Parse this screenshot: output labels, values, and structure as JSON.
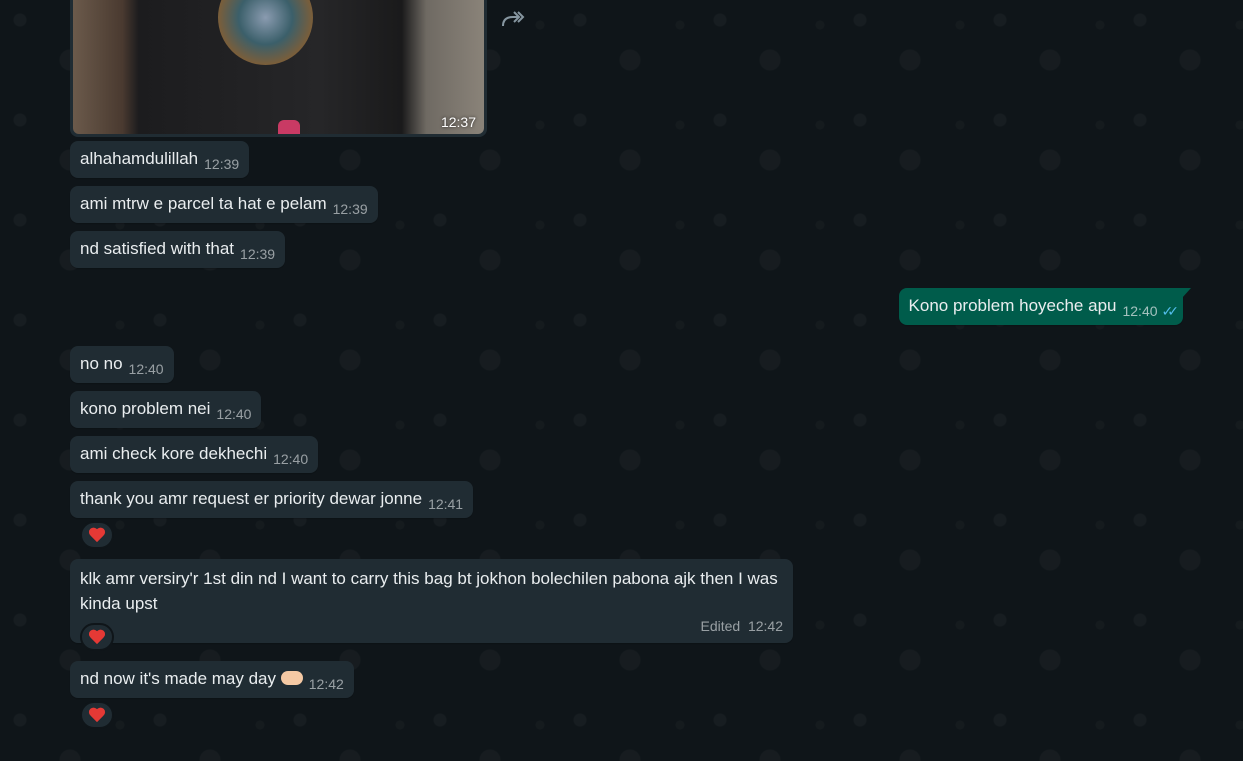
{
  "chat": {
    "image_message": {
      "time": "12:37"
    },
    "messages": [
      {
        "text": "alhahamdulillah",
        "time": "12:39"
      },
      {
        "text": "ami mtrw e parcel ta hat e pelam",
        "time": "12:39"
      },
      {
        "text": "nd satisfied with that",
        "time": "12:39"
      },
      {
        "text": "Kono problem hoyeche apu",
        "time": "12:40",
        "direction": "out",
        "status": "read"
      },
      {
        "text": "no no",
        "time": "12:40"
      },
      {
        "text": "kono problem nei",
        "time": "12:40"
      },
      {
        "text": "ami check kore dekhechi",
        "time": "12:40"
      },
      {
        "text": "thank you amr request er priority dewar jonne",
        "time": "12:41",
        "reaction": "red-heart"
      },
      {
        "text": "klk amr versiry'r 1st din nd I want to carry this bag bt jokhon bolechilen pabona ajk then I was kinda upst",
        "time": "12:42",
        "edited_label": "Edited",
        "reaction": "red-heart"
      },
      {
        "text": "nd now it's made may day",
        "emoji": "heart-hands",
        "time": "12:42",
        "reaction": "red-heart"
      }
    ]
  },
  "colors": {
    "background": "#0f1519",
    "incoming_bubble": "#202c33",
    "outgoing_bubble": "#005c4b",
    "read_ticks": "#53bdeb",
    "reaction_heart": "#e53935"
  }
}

==

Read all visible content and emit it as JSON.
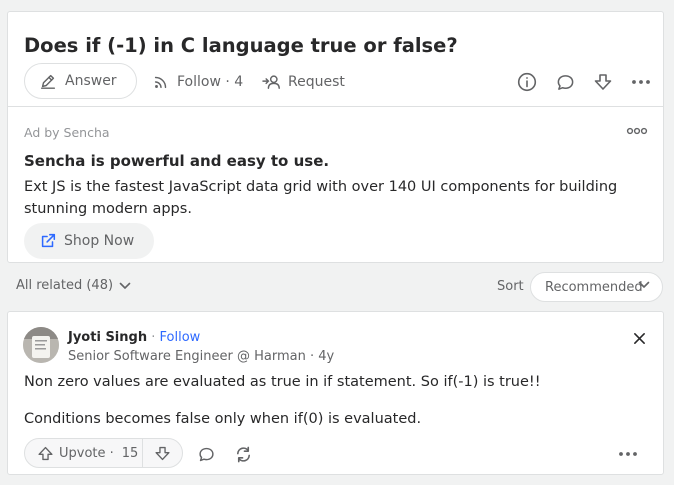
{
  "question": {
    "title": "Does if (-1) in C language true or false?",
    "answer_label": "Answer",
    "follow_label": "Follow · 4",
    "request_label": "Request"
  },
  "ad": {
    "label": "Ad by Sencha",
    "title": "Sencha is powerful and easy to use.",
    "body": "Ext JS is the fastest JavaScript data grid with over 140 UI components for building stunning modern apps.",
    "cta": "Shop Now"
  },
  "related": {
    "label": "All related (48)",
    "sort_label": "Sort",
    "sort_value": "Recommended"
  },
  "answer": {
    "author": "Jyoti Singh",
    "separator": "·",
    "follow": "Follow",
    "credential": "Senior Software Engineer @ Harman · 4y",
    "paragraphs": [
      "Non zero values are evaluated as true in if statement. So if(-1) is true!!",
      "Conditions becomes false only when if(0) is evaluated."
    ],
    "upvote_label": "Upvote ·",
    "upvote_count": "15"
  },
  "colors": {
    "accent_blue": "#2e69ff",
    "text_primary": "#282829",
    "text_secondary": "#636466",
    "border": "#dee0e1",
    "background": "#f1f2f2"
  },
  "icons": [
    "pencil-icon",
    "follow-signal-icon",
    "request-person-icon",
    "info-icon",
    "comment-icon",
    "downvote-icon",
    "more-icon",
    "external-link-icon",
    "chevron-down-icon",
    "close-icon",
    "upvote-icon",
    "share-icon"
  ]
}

* * *

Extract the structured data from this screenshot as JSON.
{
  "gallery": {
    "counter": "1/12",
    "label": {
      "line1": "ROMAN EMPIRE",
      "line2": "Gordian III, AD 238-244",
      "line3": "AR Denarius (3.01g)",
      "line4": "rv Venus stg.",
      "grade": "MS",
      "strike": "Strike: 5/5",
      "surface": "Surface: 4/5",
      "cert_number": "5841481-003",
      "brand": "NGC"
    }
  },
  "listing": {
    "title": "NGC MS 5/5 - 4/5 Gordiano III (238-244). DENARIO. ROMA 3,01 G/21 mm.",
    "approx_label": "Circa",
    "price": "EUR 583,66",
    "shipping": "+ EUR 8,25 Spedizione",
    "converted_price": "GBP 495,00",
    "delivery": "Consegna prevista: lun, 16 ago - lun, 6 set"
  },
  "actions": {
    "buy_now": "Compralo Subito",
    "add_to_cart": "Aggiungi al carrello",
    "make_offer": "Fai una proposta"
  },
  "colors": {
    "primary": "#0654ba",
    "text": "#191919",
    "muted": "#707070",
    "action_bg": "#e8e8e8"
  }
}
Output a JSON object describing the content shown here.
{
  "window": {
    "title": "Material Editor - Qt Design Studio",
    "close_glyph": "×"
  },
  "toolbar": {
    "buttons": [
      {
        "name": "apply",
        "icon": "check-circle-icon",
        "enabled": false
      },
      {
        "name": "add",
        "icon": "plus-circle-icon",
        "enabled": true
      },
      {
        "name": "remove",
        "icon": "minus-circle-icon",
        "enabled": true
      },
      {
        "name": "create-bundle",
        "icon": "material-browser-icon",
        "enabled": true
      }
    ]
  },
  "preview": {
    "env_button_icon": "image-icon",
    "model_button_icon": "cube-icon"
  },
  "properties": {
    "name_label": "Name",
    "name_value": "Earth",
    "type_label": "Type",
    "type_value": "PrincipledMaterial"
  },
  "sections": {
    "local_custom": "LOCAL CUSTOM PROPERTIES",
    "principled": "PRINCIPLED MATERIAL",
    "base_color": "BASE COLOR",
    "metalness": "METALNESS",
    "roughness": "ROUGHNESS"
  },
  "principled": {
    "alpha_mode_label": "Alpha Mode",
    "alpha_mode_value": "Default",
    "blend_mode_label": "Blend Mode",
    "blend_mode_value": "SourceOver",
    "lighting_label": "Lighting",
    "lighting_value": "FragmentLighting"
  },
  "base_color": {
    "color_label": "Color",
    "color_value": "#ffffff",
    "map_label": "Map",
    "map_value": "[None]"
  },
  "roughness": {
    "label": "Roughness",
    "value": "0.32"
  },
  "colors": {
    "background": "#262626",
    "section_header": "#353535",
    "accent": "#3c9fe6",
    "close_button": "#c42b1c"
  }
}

The request: The word "circle" appears in how many lines of the records? Give the number only.

Finished answer: 3